Recorded data:

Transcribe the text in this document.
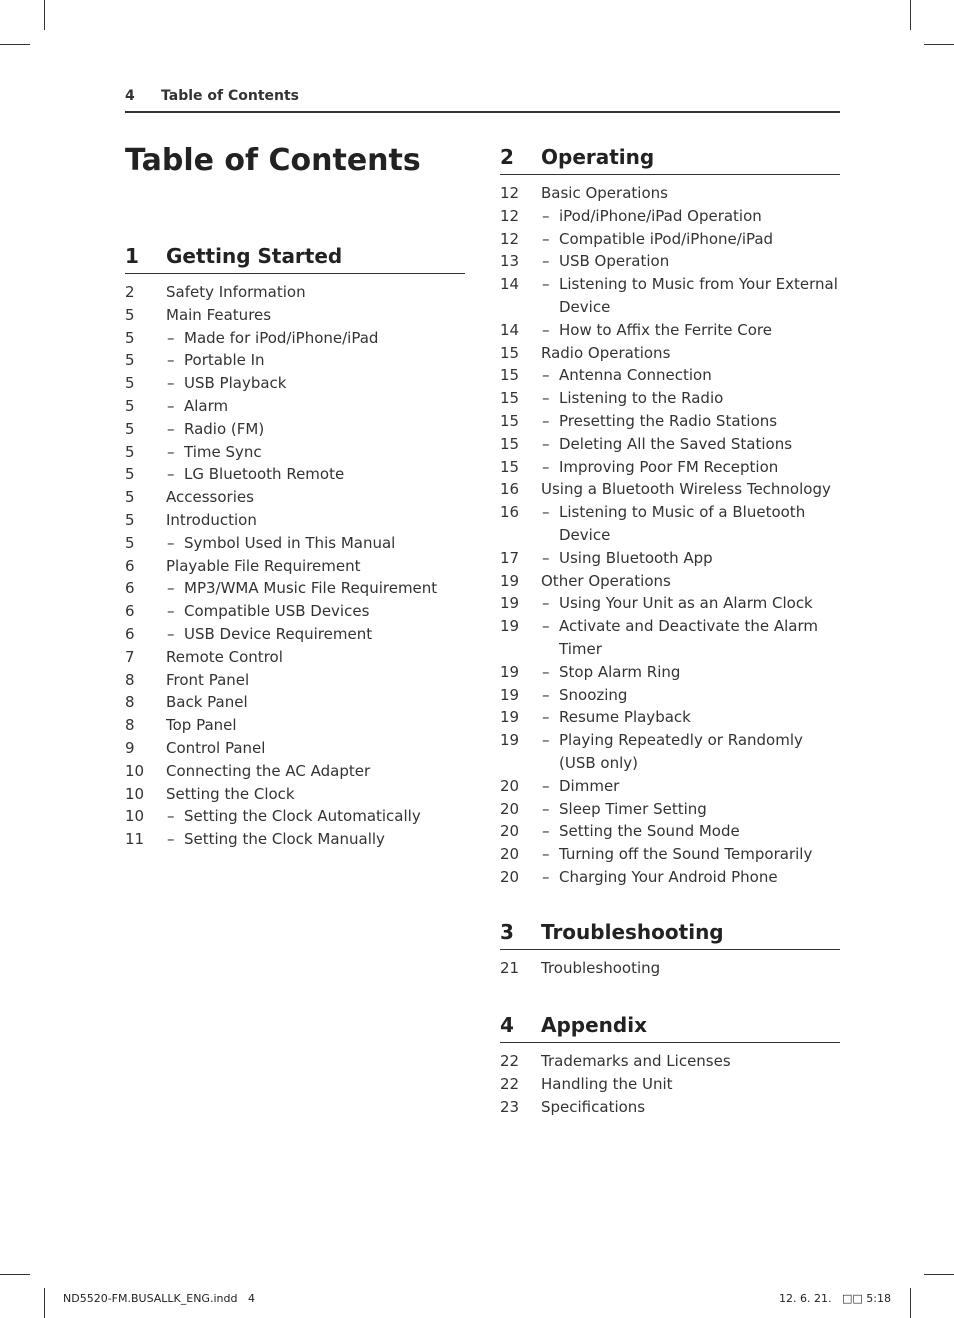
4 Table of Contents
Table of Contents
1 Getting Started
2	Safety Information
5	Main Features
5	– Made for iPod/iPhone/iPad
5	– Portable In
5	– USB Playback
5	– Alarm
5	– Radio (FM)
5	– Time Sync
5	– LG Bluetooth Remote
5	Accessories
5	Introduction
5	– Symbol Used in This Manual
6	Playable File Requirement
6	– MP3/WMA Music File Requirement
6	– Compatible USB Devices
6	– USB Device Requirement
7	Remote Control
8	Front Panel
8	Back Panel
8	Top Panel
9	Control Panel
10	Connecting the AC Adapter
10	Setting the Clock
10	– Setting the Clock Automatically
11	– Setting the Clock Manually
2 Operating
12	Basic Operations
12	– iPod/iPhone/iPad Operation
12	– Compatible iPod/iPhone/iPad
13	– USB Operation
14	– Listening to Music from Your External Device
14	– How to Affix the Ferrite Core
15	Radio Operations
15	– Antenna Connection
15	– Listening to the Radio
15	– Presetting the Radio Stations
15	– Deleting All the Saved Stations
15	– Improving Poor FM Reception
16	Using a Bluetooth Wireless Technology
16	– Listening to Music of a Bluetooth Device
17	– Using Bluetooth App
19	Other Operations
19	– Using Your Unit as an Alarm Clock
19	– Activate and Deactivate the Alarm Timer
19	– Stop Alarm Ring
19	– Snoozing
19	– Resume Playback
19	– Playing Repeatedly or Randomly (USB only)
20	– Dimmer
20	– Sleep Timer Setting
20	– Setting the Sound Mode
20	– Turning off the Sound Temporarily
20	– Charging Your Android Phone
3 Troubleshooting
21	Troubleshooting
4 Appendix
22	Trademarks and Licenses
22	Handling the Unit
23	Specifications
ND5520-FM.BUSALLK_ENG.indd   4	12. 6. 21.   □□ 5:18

- _EXERCISE OBJECTIVE_:
Pictures are to be left out; all else in the entries above is to be quoted exactly.

- _COMPLETED TASK_:
Transcribe the text in this document.
4 Table of Contents
Table of Contents
1 Getting Started
2	Safety Information
5	Main Features
5	– Made for iPod/iPhone/iPad
5	– Portable In
5	– USB Playback
5	– Alarm
5	– Radio (FM)
5	– Time Sync
5	– LG Bluetooth Remote
5	Accessories
5	Introduction
5	– Symbol Used in This Manual
6	Playable File Requirement
6	– MP3/WMA Music File Requirement
6	– Compatible USB Devices
6	– USB Device Requirement
7	Remote Control
8	Front Panel
8	Back Panel
8	Top Panel
9	Control Panel
10	Connecting the AC Adapter
10	Setting the Clock
10	– Setting the Clock Automatically
11	– Setting the Clock Manually
2 Operating
12	Basic Operations
12	– iPod/iPhone/iPad Operation
12	– Compatible iPod/iPhone/iPad
13	– USB Operation
14	– Listening to Music from Your External Device
14	– How to Affix the Ferrite Core
15	Radio Operations
15	– Antenna Connection
15	– Listening to the Radio
15	– Presetting the Radio Stations
15	– Deleting All the Saved Stations
15	– Improving Poor FM Reception
16	Using a Bluetooth Wireless Technology
16	– Listening to Music of a Bluetooth Device
17	– Using Bluetooth App
19	Other Operations
19	– Using Your Unit as an Alarm Clock
19	– Activate and Deactivate the Alarm Timer
19	– Stop Alarm Ring
19	– Snoozing
19	– Resume Playback
19	– Playing Repeatedly or Randomly (USB only)
20	– Dimmer
20	– Sleep Timer Setting
20	– Setting the Sound Mode
20	– Turning off the Sound Temporarily
20	– Charging Your Android Phone
3 Troubleshooting
21	Troubleshooting
4 Appendix
22	Trademarks and Licenses
22	Handling the Unit
23	Specifications
ND5520-FM.BUSALLK_ENG.indd   4	12. 6. 21.   □□ 5:18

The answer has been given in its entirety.